* _Problem A_:
Answer these from the share offer document excerpt:
(i) What percentage of the Company does Marco Compagnoni hold?
(ii) On what date was the Offer Agreement made?
(iii) What is the most commission Guinness can be paid on applications received through financial advisers?
* _Problem B_:
Resume the share offer document excerpt after its final sentence and keep writing in the same style.

#### Document excerpt

4. Substantial Shareholders
The Company is not aware of any person, not being a member of its administrative, management or supervisory bodies who, as at the date of this document, is directly or indirectly interested in 3% or more of the issued share capital of the Company and is required to notify such interest in accordance with the Disclosure Guidance and Transparency Rules or who directly or indirectly controls the Company, other than Marco Compagnoni (9%), Edward Guinness (9%), Timothy Guinness (4.5%), Andrew Brode (4.5%), Patricia Baker (4.5%), Paul Baker (4.5%), and Thomas Smith (4.5%).
5. Material Contracts
5.1 The following are (a) the only contracts, not being contracts entered into in the ordinary course of business, that have been entered into by the Company since incorporation and which are or may be material to the Company, and (b) the only contracts, not being contracts entered into in the ordinary course of business, that have been entered into by the Company since incorporation and which contain
any provisions under which the Company has any obligation or entitlement which are material to the Company as at the date of this document:
5.2 Offer Agreement
An Offer Agreement dated 14 September 2023 and made between the Company (1), the Directors (2), Guinness (3) and the Sponsor (4), pursuant to which the Sponsor has agreed to act as sponsor to the Offer and Guinness has undertaken, as agent of the Company, to use its reasonable endeavours to procure subscribers for Ordinary Shares under the Offer. Under the Offer Agreement, the Company will, subject to Shareholder approval at the General Meeting, pay Guinness a commission of up to 5.5% for applications received direct or through an Execution-only platform, or up to 3.0% for applications received through financial advisers, in each case calculated on the applicable application amount.

########
#### Records provided

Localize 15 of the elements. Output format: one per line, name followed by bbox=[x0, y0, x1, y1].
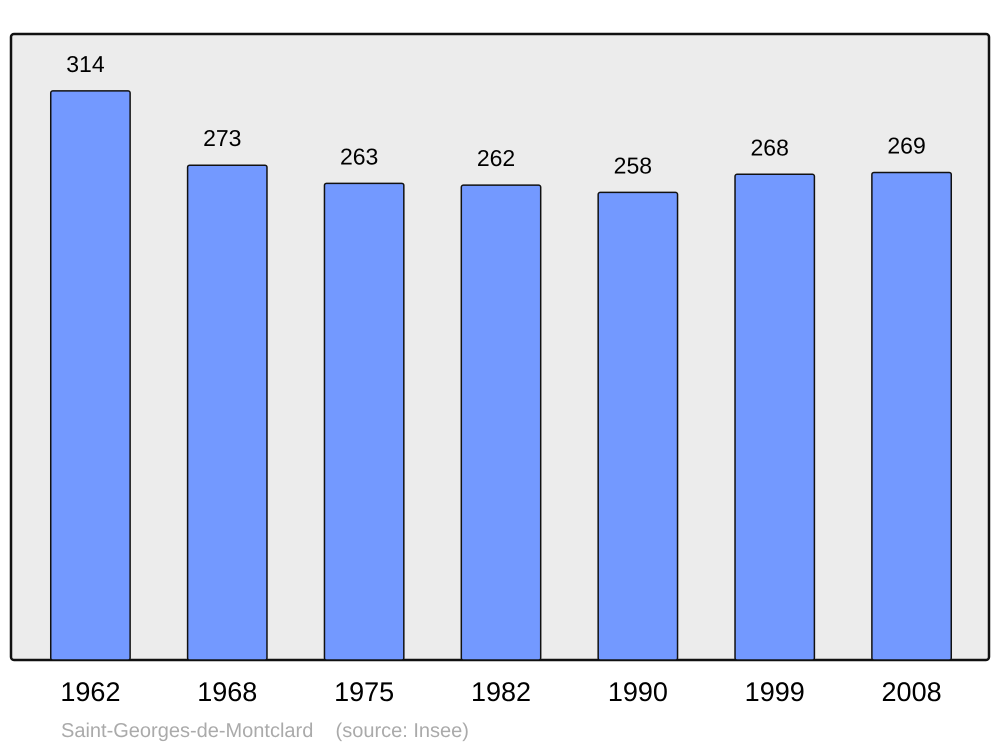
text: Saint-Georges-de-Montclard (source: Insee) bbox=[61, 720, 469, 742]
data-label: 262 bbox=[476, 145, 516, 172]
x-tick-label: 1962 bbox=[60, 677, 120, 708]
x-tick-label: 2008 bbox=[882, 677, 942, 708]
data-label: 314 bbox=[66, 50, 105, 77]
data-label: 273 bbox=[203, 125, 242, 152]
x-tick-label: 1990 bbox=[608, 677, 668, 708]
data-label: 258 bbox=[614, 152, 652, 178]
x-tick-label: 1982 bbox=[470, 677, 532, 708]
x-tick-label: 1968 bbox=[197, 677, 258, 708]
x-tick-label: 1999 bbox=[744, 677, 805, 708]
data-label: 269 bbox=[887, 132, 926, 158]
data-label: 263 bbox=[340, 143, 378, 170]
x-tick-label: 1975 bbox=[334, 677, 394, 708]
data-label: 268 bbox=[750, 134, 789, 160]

########
#### Records provided

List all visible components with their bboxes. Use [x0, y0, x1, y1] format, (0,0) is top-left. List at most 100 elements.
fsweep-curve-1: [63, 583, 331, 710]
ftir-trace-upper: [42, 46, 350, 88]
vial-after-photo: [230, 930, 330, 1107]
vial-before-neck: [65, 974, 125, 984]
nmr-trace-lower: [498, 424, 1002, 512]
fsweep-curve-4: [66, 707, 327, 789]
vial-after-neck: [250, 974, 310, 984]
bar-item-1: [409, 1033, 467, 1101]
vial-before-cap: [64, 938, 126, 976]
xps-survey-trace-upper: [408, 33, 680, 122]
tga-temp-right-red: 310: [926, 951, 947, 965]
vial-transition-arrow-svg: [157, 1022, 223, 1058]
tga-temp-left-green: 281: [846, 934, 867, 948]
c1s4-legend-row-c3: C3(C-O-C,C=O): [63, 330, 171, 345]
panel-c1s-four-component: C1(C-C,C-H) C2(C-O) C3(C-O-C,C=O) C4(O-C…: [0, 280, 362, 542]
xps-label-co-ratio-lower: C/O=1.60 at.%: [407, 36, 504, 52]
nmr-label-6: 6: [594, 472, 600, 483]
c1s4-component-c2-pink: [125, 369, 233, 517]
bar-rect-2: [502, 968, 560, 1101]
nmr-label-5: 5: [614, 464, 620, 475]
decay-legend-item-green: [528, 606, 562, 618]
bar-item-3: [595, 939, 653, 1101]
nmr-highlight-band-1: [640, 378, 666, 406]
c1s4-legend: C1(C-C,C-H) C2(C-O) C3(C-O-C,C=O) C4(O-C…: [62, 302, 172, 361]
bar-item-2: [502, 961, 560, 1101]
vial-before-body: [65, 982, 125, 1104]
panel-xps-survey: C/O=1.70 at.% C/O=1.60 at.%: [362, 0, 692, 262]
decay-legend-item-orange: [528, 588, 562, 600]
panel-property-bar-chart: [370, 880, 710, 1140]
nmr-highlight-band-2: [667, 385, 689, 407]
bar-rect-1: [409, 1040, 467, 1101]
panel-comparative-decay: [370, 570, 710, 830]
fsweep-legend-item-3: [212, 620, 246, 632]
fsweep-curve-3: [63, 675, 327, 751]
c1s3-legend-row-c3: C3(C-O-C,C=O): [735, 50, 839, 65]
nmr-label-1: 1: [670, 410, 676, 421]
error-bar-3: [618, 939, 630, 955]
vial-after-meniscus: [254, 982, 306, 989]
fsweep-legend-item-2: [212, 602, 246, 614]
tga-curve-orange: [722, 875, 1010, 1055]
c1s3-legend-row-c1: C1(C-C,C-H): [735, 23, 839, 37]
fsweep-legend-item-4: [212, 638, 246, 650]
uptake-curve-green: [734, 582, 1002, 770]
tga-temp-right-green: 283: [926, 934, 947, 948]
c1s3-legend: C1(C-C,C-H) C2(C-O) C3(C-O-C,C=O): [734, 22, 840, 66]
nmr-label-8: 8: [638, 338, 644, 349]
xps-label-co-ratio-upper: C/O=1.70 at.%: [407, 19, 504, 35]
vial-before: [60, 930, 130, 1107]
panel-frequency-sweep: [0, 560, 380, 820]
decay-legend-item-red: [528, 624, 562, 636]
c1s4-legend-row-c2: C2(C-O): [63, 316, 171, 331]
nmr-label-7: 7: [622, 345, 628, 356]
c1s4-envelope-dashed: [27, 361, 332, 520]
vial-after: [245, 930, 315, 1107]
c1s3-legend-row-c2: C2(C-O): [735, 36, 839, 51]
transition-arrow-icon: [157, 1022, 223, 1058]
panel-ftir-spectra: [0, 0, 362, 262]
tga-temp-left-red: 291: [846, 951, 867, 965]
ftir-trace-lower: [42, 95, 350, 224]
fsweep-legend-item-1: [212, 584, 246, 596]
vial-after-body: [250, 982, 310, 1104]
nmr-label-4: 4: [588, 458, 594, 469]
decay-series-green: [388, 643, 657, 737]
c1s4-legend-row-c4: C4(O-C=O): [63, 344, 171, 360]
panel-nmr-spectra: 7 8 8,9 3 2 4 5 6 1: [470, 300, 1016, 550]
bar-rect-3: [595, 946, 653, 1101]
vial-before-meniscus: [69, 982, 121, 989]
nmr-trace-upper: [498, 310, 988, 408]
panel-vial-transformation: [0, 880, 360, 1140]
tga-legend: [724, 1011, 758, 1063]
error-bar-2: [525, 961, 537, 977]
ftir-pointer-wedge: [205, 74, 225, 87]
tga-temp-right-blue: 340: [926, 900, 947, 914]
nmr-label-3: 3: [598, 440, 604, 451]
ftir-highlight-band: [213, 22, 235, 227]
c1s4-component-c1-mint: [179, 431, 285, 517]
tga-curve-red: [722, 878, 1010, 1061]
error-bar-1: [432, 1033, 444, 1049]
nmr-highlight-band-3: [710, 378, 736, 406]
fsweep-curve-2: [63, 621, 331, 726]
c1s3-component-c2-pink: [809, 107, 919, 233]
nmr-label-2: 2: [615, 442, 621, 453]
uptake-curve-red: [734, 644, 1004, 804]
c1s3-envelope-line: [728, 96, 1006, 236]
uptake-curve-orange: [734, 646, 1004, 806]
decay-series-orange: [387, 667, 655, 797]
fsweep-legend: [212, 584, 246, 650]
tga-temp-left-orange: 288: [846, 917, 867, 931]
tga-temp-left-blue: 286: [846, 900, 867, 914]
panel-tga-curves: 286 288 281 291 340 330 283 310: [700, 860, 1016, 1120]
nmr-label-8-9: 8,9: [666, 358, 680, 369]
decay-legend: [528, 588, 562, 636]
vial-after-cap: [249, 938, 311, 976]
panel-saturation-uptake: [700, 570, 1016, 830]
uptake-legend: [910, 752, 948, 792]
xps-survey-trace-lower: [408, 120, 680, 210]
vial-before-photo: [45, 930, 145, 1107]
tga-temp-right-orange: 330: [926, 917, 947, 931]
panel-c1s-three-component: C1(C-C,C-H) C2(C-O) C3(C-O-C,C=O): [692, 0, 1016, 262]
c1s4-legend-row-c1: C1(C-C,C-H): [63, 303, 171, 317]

########

* _Right answer A_:
(i) 9%
(ii) 14 September 2023
(iii) Up to 3.0%

* _Right answer B_:
Guinness will be responsible for the payment of initial commission to authorised financial intermediaries in respect of execution only clients.
Under the Offer Agreement, which may be terminated by the parties in certain circumstances, the Company, Guinness and the Directors have given certain warranties and indemnities. Warranty claims must be made by no later than three months after the date of the third annual general meeting of the Company following the closing date of the Offer at which Shareholders approve the Company's accounts or (if earlier) by the date the Company is subject to a takeover. The warranties and indemnities are in usual form for a contract of this type and the warranties are subject to limits of one year's director fees for each Director. The Company has also agreed to indemnify the Sponsor in respect of its role as Sponsor and under the Offer Agreement. The Offer Agreement may be terminated, inter alia, if any statement in the Prospectus is untrue, any material omission from the Prospectus arises or any breach of warranty occurs.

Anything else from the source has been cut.